::: Material shown

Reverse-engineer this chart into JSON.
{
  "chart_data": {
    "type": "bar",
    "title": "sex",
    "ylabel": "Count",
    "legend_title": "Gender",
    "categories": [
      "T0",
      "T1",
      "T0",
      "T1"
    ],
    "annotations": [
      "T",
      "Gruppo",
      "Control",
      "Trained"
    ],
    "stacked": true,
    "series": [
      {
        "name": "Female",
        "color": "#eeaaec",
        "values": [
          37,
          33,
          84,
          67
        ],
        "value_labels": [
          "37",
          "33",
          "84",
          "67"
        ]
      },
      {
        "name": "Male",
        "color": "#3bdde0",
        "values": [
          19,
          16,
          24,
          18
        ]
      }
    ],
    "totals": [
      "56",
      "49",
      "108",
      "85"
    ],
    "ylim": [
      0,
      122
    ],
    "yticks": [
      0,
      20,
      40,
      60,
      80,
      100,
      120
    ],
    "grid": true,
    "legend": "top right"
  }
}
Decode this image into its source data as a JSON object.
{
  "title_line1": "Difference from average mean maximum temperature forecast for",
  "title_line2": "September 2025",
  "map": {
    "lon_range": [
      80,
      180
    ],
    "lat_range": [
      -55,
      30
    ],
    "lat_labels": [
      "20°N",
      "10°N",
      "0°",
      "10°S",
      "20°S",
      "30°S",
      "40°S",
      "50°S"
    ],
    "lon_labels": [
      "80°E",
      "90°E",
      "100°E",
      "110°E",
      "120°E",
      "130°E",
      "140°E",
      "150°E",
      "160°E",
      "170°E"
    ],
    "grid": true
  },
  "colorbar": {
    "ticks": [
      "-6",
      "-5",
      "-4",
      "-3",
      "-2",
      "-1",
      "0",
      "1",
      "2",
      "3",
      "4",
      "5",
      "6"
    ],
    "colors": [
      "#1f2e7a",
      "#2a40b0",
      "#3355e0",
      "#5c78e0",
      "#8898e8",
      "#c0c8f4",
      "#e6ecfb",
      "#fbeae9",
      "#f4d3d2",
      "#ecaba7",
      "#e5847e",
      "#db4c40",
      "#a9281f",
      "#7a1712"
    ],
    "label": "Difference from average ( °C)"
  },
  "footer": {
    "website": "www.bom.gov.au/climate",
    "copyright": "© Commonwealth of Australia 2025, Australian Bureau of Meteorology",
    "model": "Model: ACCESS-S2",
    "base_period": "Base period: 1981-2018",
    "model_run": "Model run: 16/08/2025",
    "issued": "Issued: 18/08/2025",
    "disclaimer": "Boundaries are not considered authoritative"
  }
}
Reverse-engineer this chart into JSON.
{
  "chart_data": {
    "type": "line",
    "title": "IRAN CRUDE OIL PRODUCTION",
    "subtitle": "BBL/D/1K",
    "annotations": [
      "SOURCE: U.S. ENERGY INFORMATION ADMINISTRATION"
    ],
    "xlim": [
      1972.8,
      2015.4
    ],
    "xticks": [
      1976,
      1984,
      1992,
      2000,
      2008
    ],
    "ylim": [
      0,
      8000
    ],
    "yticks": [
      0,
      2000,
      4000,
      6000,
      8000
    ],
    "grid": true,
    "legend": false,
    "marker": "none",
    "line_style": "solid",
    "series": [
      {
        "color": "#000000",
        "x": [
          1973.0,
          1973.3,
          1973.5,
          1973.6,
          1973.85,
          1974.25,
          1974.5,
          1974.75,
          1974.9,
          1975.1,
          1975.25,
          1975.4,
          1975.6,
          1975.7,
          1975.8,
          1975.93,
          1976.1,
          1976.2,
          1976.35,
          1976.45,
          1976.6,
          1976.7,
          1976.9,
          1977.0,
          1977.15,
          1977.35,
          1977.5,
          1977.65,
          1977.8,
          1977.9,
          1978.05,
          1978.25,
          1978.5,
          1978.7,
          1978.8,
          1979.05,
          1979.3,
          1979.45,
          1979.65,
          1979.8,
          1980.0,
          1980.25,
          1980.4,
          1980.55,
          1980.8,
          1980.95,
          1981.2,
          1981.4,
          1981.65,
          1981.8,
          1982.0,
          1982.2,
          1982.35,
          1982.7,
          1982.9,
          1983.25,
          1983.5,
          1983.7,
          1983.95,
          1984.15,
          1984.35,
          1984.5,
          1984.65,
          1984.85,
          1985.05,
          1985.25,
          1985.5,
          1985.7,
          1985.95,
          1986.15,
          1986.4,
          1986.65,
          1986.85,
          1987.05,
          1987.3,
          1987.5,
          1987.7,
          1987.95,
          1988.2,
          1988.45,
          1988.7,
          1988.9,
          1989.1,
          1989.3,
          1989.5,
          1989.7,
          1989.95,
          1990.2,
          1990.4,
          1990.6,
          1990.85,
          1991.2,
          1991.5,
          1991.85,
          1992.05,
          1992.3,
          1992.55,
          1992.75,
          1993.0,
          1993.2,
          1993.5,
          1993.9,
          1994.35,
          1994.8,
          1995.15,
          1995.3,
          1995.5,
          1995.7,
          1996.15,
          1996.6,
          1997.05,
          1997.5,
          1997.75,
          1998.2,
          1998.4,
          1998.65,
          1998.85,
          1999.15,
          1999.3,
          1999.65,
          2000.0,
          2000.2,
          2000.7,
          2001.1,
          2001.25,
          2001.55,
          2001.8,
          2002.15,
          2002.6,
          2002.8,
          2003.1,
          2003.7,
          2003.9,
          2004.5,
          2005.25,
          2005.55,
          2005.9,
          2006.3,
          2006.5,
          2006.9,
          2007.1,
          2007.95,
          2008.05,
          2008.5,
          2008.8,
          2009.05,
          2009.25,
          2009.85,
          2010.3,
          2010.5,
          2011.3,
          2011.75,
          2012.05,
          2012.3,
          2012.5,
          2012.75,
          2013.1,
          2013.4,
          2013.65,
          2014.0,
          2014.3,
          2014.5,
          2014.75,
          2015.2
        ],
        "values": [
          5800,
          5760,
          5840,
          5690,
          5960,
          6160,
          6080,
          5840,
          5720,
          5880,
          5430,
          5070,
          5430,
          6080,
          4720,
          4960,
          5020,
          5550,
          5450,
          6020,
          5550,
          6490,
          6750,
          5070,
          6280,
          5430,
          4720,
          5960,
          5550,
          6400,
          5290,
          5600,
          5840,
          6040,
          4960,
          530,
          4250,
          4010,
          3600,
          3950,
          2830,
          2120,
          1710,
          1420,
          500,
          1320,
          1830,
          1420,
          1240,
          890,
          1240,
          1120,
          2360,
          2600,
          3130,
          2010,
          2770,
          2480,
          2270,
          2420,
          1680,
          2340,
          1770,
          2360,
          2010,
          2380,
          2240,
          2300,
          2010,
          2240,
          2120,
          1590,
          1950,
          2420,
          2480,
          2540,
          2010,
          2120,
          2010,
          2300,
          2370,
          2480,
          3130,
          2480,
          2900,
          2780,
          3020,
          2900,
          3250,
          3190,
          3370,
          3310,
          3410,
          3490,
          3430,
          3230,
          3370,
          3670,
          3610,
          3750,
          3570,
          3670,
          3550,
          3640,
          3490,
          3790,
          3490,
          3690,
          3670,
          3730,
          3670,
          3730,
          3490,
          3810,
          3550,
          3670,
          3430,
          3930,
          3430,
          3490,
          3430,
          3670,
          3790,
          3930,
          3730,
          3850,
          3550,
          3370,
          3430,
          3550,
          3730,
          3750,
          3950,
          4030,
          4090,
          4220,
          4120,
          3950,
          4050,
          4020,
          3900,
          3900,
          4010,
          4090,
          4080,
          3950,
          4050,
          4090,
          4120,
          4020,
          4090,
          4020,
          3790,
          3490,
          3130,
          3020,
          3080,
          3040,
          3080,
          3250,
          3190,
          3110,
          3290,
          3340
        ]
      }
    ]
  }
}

::::::

• [Problem to work on]: Every record above should be output exactly.

• [The answer]:
Reverse-engineer this chart into JSON.
{
  "chart_data": {
    "type": "bar",
    "title": "sex",
    "ylabel": "Count",
    "legend_title": "Gender",
    "categories": [
      "T0",
      "T1",
      "T0",
      "T1"
    ],
    "annotations": [
      "T",
      "Gruppo",
      "Control",
      "Trained"
    ],
    "stacked": true,
    "series": [
      {
        "name": "Female",
        "color": "#eeaaec",
        "values": [
          37,
          33,
          84,
          67
        ],
        "value_labels": [
          "37",
          "33",
          "84",
          "67"
        ]
      },
      {
        "name": "Male",
        "color": "#3bdde0",
        "values": [
          19,
          16,
          24,
          18
        ]
      }
    ],
    "totals": [
      "56",
      "49",
      "108",
      "85"
    ],
    "ylim": [
      0,
      122
    ],
    "yticks": [
      0,
      20,
      40,
      60,
      80,
      100,
      120
    ],
    "grid": true,
    "legend": "top right"
  }
}
Decode this image into its source data as a JSON object.
{
  "title_line1": "Difference from average mean maximum temperature forecast for",
  "title_line2": "September 2025",
  "map": {
    "lon_range": [
      80,
      180
    ],
    "lat_range": [
      -55,
      30
    ],
    "lat_labels": [
      "20°N",
      "10°N",
      "0°",
      "10°S",
      "20°S",
      "30°S",
      "40°S",
      "50°S"
    ],
    "lon_labels": [
      "80°E",
      "90°E",
      "100°E",
      "110°E",
      "120°E",
      "130°E",
      "140°E",
      "150°E",
      "160°E",
      "170°E"
    ],
    "grid": true
  },
  "colorbar": {
    "ticks": [
      "-6",
      "-5",
      "-4",
      "-3",
      "-2",
      "-1",
      "0",
      "1",
      "2",
      "3",
      "4",
      "5",
      "6"
    ],
    "colors": [
      "#1f2e7a",
      "#2a40b0",
      "#3355e0",
      "#5c78e0",
      "#8898e8",
      "#c0c8f4",
      "#e6ecfb",
      "#fbeae9",
      "#f4d3d2",
      "#ecaba7",
      "#e5847e",
      "#db4c40",
      "#a9281f",
      "#7a1712"
    ],
    "label": "Difference from average ( °C)"
  },
  "footer": {
    "website": "www.bom.gov.au/climate",
    "copyright": "© Commonwealth of Australia 2025, Australian Bureau of Meteorology",
    "model": "Model: ACCESS-S2",
    "base_period": "Base period: 1981-2018",
    "model_run": "Model run: 16/08/2025",
    "issued": "Issued: 18/08/2025",
    "disclaimer": "Boundaries are not considered authoritative"
  }
}
Reverse-engineer this chart into JSON.
{
  "chart_data": {
    "type": "line",
    "title": "IRAN CRUDE OIL PRODUCTION",
    "subtitle": "BBL/D/1K",
    "annotations": [
      "SOURCE: U.S. ENERGY INFORMATION ADMINISTRATION"
    ],
    "xlim": [
      1972.8,
      2015.4
    ],
    "xticks": [
      1976,
      1984,
      1992,
      2000,
      2008
    ],
    "ylim": [
      0,
      8000
    ],
    "yticks": [
      0,
      2000,
      4000,
      6000,
      8000
    ],
    "grid": true,
    "legend": false,
    "marker": "none",
    "line_style": "solid",
    "series": [
      {
        "color": "#000000",
        "x": [
          1973.0,
          1973.3,
          1973.5,
          1973.6,
          1973.85,
          1974.25,
          1974.5,
          1974.75,
          1974.9,
          1975.1,
          1975.25,
          1975.4,
          1975.6,
          1975.7,
          1975.8,
          1975.93,
          1976.1,
          1976.2,
          1976.35,
          1976.45,
          1976.6,
          1976.7,
          1976.9,
          1977.0,
          1977.15,
          1977.35,
          1977.5,
          1977.65,
          1977.8,
          1977.9,
          1978.05,
          1978.25,
          1978.5,
          1978.7,
          1978.8,
          1979.05,
          1979.3,
          1979.45,
          1979.65,
          1979.8,
          1980.0,
          1980.25,
          1980.4,
          1980.55,
          1980.8,
          1980.95,
          1981.2,
          1981.4,
          1981.65,
          1981.8,
          1982.0,
          1982.2,
          1982.35,
          1982.7,
          1982.9,
          1983.25,
          1983.5,
          1983.7,
          1983.95,
          1984.15,
          1984.35,
          1984.5,
          1984.65,
          1984.85,
          1985.05,
          1985.25,
          1985.5,
          1985.7,
          1985.95,
          1986.15,
          1986.4,
          1986.65,
          1986.85,
          1987.05,
          1987.3,
          1987.5,
          1987.7,
          1987.95,
          1988.2,
          1988.45,
          1988.7,
          1988.9,
          1989.1,
          1989.3,
          1989.5,
          1989.7,
          1989.95,
          1990.2,
          1990.4,
          1990.6,
          1990.85,
          1991.2,
          1991.5,
          1991.85,
          1992.05,
          1992.3,
          1992.55,
          1992.75,
          1993.0,
          1993.2,
          1993.5,
          1993.9,
          1994.35,
          1994.8,
          1995.15,
          1995.3,
          1995.5,
          1995.7,
          1996.15,
          1996.6,
          1997.05,
          1997.5,
          1997.75,
          1998.2,
          1998.4,
          1998.65,
          1998.85,
          1999.15,
          1999.3,
          1999.65,
          2000.0,
          2000.2,
          2000.7,
          2001.1,
          2001.25,
          2001.55,
          2001.8,
          2002.15,
          2002.6,
          2002.8,
          2003.1,
          2003.7,
          2003.9,
          2004.5,
          2005.25,
          2005.55,
          2005.9,
          2006.3,
          2006.5,
          2006.9,
          2007.1,
          2007.95,
          2008.05,
          2008.5,
          2008.8,
          2009.05,
          2009.25,
          2009.85,
          2010.3,
          2010.5,
          2011.3,
          2011.75,
          2012.05,
          2012.3,
          2012.5,
          2012.75,
          2013.1,
          2013.4,
          2013.65,
          2014.0,
          2014.3,
          2014.5,
          2014.75,
          2015.2
        ],
        "values": [
          5800,
          5760,
          5840,
          5690,
          5960,
          6160,
          6080,
          5840,
          5720,
          5880,
          5430,
          5070,
          5430,
          6080,
          4720,
          4960,
          5020,
          5550,
          5450,
          6020,
          5550,
          6490,
          6750,
          5070,
          6280,
          5430,
          4720,
          5960,
          5550,
          6400,
          5290,
          5600,
          5840,
          6040,
          4960,
          530,
          4250,
          4010,
          3600,
          3950,
          2830,
          2120,
          1710,
          1420,
          500,
          1320,
          1830,
          1420,
          1240,
          890,
          1240,
          1120,
          2360,
          2600,
          3130,
          2010,
          2770,
          2480,
          2270,
          2420,
          1680,
          2340,
          1770,
          2360,
          2010,
          2380,
          2240,
          2300,
          2010,
          2240,
          2120,
          1590,
          1950,
          2420,
          2480,
          2540,
          2010,
          2120,
          2010,
          2300,
          2370,
          2480,
          3130,
          2480,
          2900,
          2780,
          3020,
          2900,
          3250,
          3190,
          3370,
          3310,
          3410,
          3490,
          3430,
          3230,
          3370,
          3670,
          3610,
          3750,
          3570,
          3670,
          3550,
          3640,
          3490,
          3790,
          3490,
          3690,
          3670,
          3730,
          3670,
          3730,
          3490,
          3810,
          3550,
          3670,
          3430,
          3930,
          3430,
          3490,
          3430,
          3670,
          3790,
          3930,
          3730,
          3850,
          3550,
          3370,
          3430,
          3550,
          3730,
          3750,
          3950,
          4030,
          4090,
          4220,
          4120,
          3950,
          4050,
          4020,
          3900,
          3900,
          4010,
          4090,
          4080,
          3950,
          4050,
          4090,
          4120,
          4020,
          4090,
          4020,
          3790,
          3490,
          3130,
          3020,
          3080,
          3040,
          3080,
          3250,
          3190,
          3110,
          3290,
          3340
        ]
      }
    ]
  }
}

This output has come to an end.